start Data shown

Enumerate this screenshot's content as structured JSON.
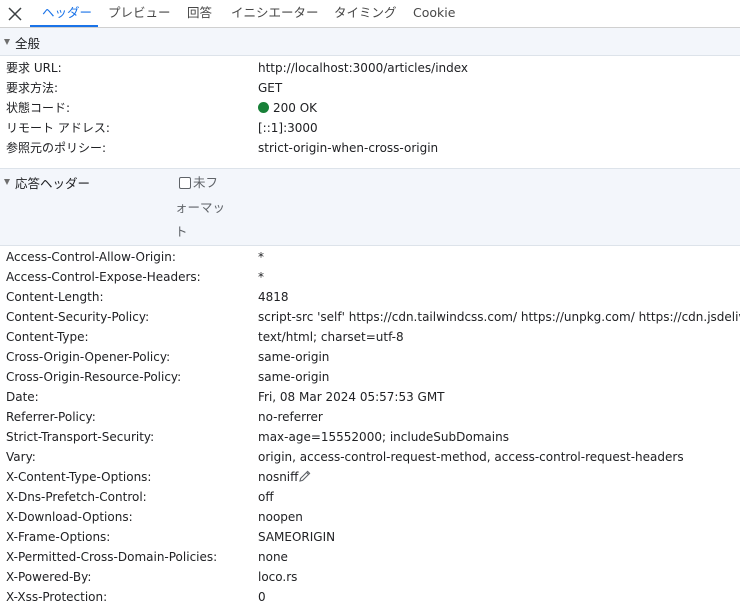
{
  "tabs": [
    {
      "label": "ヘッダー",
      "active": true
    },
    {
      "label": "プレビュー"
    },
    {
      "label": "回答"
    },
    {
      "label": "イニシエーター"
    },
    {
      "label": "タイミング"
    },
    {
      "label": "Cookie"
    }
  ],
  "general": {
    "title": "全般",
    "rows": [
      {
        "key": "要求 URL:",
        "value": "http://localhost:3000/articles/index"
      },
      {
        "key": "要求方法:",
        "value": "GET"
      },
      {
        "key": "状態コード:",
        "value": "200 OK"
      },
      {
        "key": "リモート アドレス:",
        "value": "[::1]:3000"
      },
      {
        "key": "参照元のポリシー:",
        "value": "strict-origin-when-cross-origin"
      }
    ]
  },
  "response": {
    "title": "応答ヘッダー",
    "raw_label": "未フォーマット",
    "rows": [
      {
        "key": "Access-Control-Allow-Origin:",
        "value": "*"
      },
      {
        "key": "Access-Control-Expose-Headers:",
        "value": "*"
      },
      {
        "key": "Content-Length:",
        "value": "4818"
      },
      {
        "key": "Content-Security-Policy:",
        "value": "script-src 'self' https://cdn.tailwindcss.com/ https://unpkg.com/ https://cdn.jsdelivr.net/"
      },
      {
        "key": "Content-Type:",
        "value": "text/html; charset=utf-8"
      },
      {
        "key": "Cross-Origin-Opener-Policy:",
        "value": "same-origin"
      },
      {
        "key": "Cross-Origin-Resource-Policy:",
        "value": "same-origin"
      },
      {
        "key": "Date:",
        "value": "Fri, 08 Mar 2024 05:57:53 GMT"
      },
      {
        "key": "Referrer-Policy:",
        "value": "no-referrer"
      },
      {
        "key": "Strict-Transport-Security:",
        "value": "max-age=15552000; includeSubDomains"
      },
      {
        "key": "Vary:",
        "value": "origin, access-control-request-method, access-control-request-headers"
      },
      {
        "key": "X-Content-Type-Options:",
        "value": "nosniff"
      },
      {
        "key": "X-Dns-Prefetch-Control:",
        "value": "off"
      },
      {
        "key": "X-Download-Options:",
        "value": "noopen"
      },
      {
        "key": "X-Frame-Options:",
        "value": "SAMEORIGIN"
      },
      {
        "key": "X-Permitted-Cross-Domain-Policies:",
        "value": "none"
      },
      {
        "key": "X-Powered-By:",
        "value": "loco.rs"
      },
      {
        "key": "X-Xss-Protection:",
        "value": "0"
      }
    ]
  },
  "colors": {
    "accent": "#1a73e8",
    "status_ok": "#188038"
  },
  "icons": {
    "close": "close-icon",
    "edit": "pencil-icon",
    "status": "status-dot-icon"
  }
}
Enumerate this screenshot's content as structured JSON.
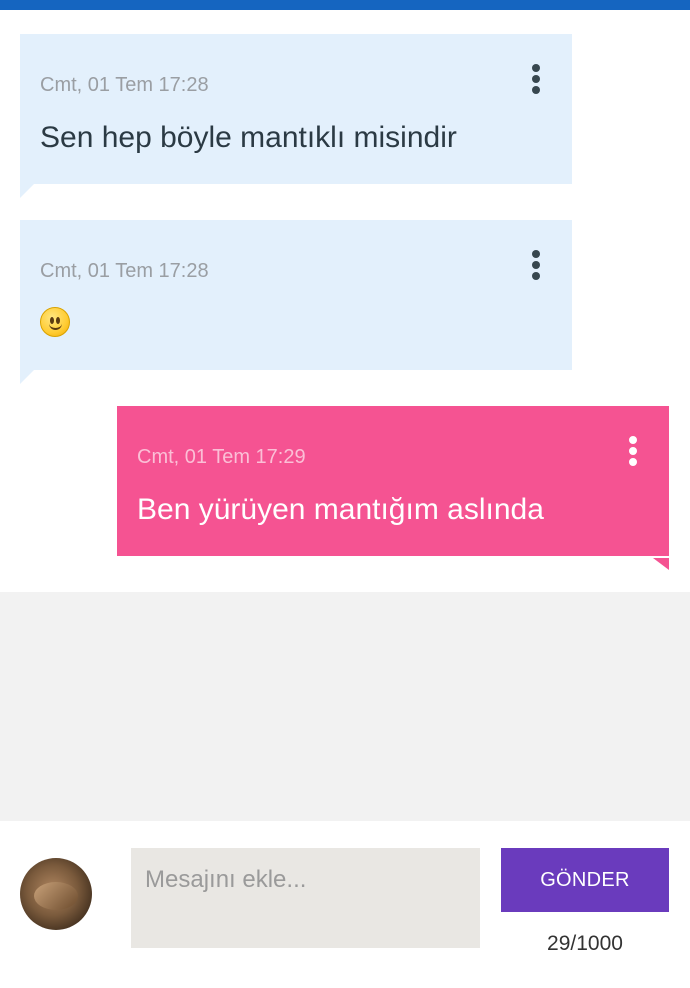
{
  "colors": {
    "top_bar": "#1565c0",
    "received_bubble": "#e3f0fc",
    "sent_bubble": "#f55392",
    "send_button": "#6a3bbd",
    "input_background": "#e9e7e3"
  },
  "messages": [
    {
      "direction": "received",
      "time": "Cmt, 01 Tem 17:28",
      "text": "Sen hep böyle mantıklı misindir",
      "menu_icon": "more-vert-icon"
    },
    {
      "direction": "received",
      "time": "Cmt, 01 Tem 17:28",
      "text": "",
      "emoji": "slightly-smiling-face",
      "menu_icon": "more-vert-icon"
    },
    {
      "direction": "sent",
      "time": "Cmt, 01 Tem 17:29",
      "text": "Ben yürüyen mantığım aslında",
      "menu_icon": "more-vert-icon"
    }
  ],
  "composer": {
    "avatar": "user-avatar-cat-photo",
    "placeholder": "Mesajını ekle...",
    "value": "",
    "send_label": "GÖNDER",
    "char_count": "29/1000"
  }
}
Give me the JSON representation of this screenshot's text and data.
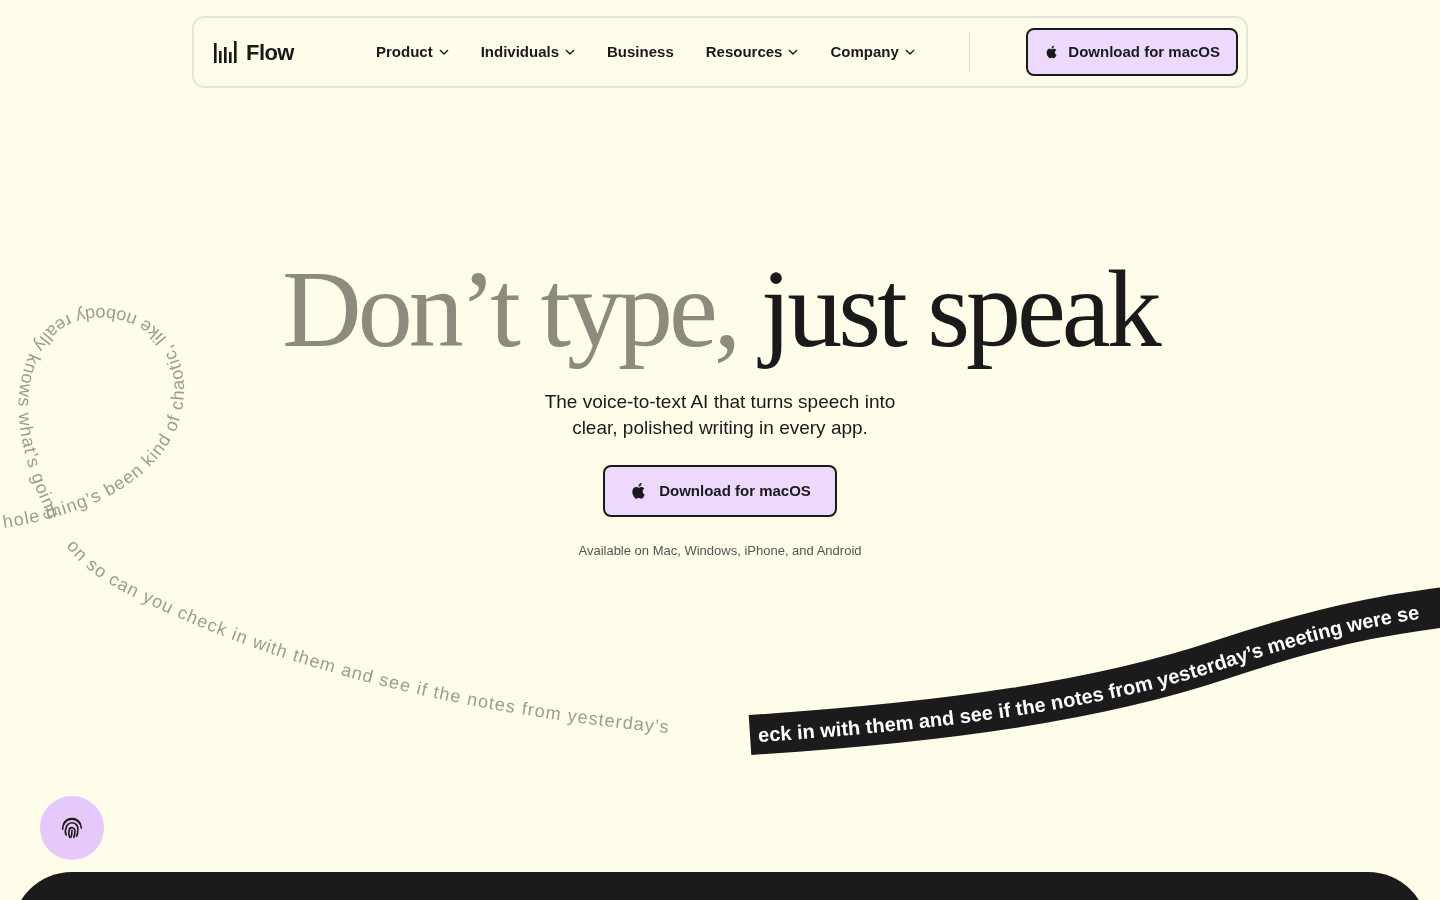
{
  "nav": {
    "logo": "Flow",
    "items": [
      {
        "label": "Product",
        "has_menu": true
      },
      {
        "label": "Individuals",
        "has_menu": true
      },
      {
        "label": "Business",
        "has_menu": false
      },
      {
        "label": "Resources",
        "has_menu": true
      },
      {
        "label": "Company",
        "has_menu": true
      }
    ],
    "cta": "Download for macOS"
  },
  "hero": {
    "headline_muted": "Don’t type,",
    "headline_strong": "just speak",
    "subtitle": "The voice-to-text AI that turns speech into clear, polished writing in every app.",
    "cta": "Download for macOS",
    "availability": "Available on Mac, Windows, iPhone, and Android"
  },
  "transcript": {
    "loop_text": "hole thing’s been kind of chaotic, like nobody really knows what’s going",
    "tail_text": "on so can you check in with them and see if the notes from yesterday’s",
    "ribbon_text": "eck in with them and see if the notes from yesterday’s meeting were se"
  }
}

end Data shown

▸ **Work to be completed**
Print every entry above again without changing a word, and omit the pictures.

▸ **Result below**
Enumerate this screenshot's content as structured JSON.
{
  "tabs": [
    {
      "label": "ヘッダー",
      "active": true
    },
    {
      "label": "プレビュー"
    },
    {
      "label": "回答"
    },
    {
      "label": "イニシエーター"
    },
    {
      "label": "タイミング"
    },
    {
      "label": "Cookie"
    }
  ],
  "general": {
    "title": "全般",
    "rows": [
      {
        "key": "要求 URL:",
        "value": "http://localhost:3000/articles/index"
      },
      {
        "key": "要求方法:",
        "value": "GET"
      },
      {
        "key": "状態コード:",
        "value": "200 OK"
      },
      {
        "key": "リモート アドレス:",
        "value": "[::1]:3000"
      },
      {
        "key": "参照元のポリシー:",
        "value": "strict-origin-when-cross-origin"
      }
    ]
  },
  "response": {
    "title": "応答ヘッダー",
    "raw_label": "未フォーマット",
    "rows": [
      {
        "key": "Access-Control-Allow-Origin:",
        "value": "*"
      },
      {
        "key": "Access-Control-Expose-Headers:",
        "value": "*"
      },
      {
        "key": "Content-Length:",
        "value": "4818"
      },
      {
        "key": "Content-Security-Policy:",
        "value": "script-src 'self' https://cdn.tailwindcss.com/ https://unpkg.com/ https://cdn.jsdelivr.net/"
      },
      {
        "key": "Content-Type:",
        "value": "text/html; charset=utf-8"
      },
      {
        "key": "Cross-Origin-Opener-Policy:",
        "value": "same-origin"
      },
      {
        "key": "Cross-Origin-Resource-Policy:",
        "value": "same-origin"
      },
      {
        "key": "Date:",
        "value": "Fri, 08 Mar 2024 05:57:53 GMT"
      },
      {
        "key": "Referrer-Policy:",
        "value": "no-referrer"
      },
      {
        "key": "Strict-Transport-Security:",
        "value": "max-age=15552000; includeSubDomains"
      },
      {
        "key": "Vary:",
        "value": "origin, access-control-request-method, access-control-request-headers"
      },
      {
        "key": "X-Content-Type-Options:",
        "value": "nosniff"
      },
      {
        "key": "X-Dns-Prefetch-Control:",
        "value": "off"
      },
      {
        "key": "X-Download-Options:",
        "value": "noopen"
      },
      {
        "key": "X-Frame-Options:",
        "value": "SAMEORIGIN"
      },
      {
        "key": "X-Permitted-Cross-Domain-Policies:",
        "value": "none"
      },
      {
        "key": "X-Powered-By:",
        "value": "loco.rs"
      },
      {
        "key": "X-Xss-Protection:",
        "value": "0"
      }
    ]
  },
  "colors": {
    "accent": "#1a73e8",
    "status_ok": "#188038"
  },
  "icons": {
    "close": "close-icon",
    "edit": "pencil-icon",
    "status": "status-dot-icon"
  }
}
Enumerate this screenshot's content as structured JSON.
{
  "colors": {
    "top_bar": "#1565c0",
    "received_bubble": "#e3f0fc",
    "sent_bubble": "#f55392",
    "send_button": "#6a3bbd",
    "input_background": "#e9e7e3"
  },
  "messages": [
    {
      "direction": "received",
      "time": "Cmt, 01 Tem 17:28",
      "text": "Sen hep böyle mantıklı misindir",
      "menu_icon": "more-vert-icon"
    },
    {
      "direction": "received",
      "time": "Cmt, 01 Tem 17:28",
      "text": "",
      "emoji": "slightly-smiling-face",
      "menu_icon": "more-vert-icon"
    },
    {
      "direction": "sent",
      "time": "Cmt, 01 Tem 17:29",
      "text": "Ben yürüyen mantığım aslında",
      "menu_icon": "more-vert-icon"
    }
  ],
  "composer": {
    "avatar": "user-avatar-cat-photo",
    "placeholder": "Mesajını ekle...",
    "value": "",
    "send_label": "GÖNDER",
    "char_count": "29/1000"
  }
}
Give me the JSON representation of this screenshot's text and data.
{
  "nav": {
    "logo": "Flow",
    "items": [
      {
        "label": "Product",
        "has_menu": true
      },
      {
        "label": "Individuals",
        "has_menu": true
      },
      {
        "label": "Business",
        "has_menu": false
      },
      {
        "label": "Resources",
        "has_menu": true
      },
      {
        "label": "Company",
        "has_menu": true
      }
    ],
    "cta": "Download for macOS"
  },
  "hero": {
    "headline_muted": "Don’t type,",
    "headline_strong": "just speak",
    "subtitle": "The voice-to-text AI that turns speech into clear, polished writing in every app.",
    "cta": "Download for macOS",
    "availability": "Available on Mac, Windows, iPhone, and Android"
  },
  "transcript": {
    "loop_text": "hole thing’s been kind of chaotic, like nobody really knows what’s going",
    "tail_text": "on so can you check in with them and see if the notes from yesterday’s",
    "ribbon_text": "eck in with them and see if the notes from yesterday’s meeting were se"
  }
}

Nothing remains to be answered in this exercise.